- _GOAL OF THE EXERCISE_: Will you transcribe all the entries word for word, skipping the pictures they hold?

- _Collected data entries_:

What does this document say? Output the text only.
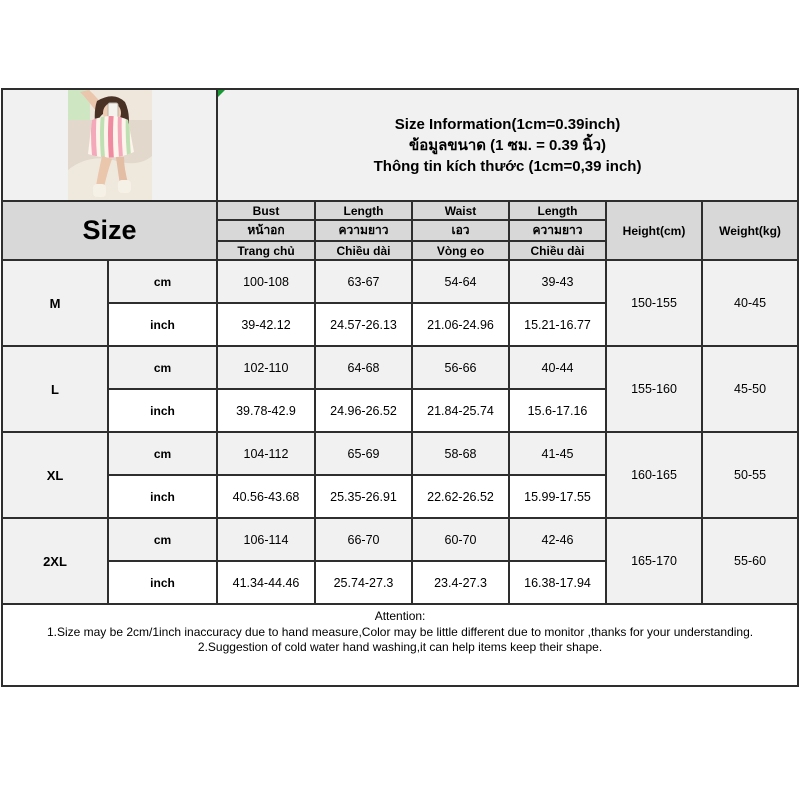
Size Information(1cm=0.39inch)
ข้อมูลขนาด (1 ซม. = 0.39 นิ้ว)
Thông tin kích thước (1cm=0,39 inch)					

Size		Bust	Length	Waist	Length	Height(cm)	Weight(kg)
		หน้าอก	ความยาว	เอว	ความยาว		
		Trang chủ	Chiều dài	Vòng eo	Chiều dài		
M	cm	100-108	63-67	54-64	39-43	150-155	40-45
	inch	39-42.12	24.57-26.13	21.06-24.96	15.21-16.77		
L	cm	102-110	64-68	56-66	40-44	155-160	45-50
	inch	39.78-42.9	24.96-26.52	21.84-25.74	15.6-17.16		
XL	cm	104-112	65-69	58-68	41-45	160-165	50-55
	inch	40.56-43.68	25.35-26.91	22.62-26.52	15.99-17.55		
2XL	cm	106-114	66-70	60-70	42-46	165-170	55-60
	inch	41.34-44.46	25.74-27.3	23.4-27.3	16.38-17.94		

Attention:
1.Size may be 2cm/1inch inaccuracy due to hand measure,Color may be little different due to monitor ,thanks for your understanding.
2.Suggestion of cold water hand washing,it can help items keep their shape.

- _CORRECT OUTPUT_:
What does this document say? Output the text only.
Size Information(1cm=0.39inch)
ข้อมูลขนาด (1 ซม. = 0.39 นิ้ว)
Thông tin kích thước (1cm=0,39 inch)					

Size		Bust	Length	Waist	Length	Height(cm)	Weight(kg)
		หน้าอก	ความยาว	เอว	ความยาว		
		Trang chủ	Chiều dài	Vòng eo	Chiều dài		
M	cm	100-108	63-67	54-64	39-43	150-155	40-45
	inch	39-42.12	24.57-26.13	21.06-24.96	15.21-16.77		
L	cm	102-110	64-68	56-66	40-44	155-160	45-50
	inch	39.78-42.9	24.96-26.52	21.84-25.74	15.6-17.16		
XL	cm	104-112	65-69	58-68	41-45	160-165	50-55
	inch	40.56-43.68	25.35-26.91	22.62-26.52	15.99-17.55		
2XL	cm	106-114	66-70	60-70	42-46	165-170	55-60
	inch	41.34-44.46	25.74-27.3	23.4-27.3	16.38-17.94		

Attention:
1.Size may be 2cm/1inch inaccuracy due to hand measure,Color may be little different due to monitor ,thanks for your understanding.
2.Suggestion of cold water hand washing,it can help items keep their shape.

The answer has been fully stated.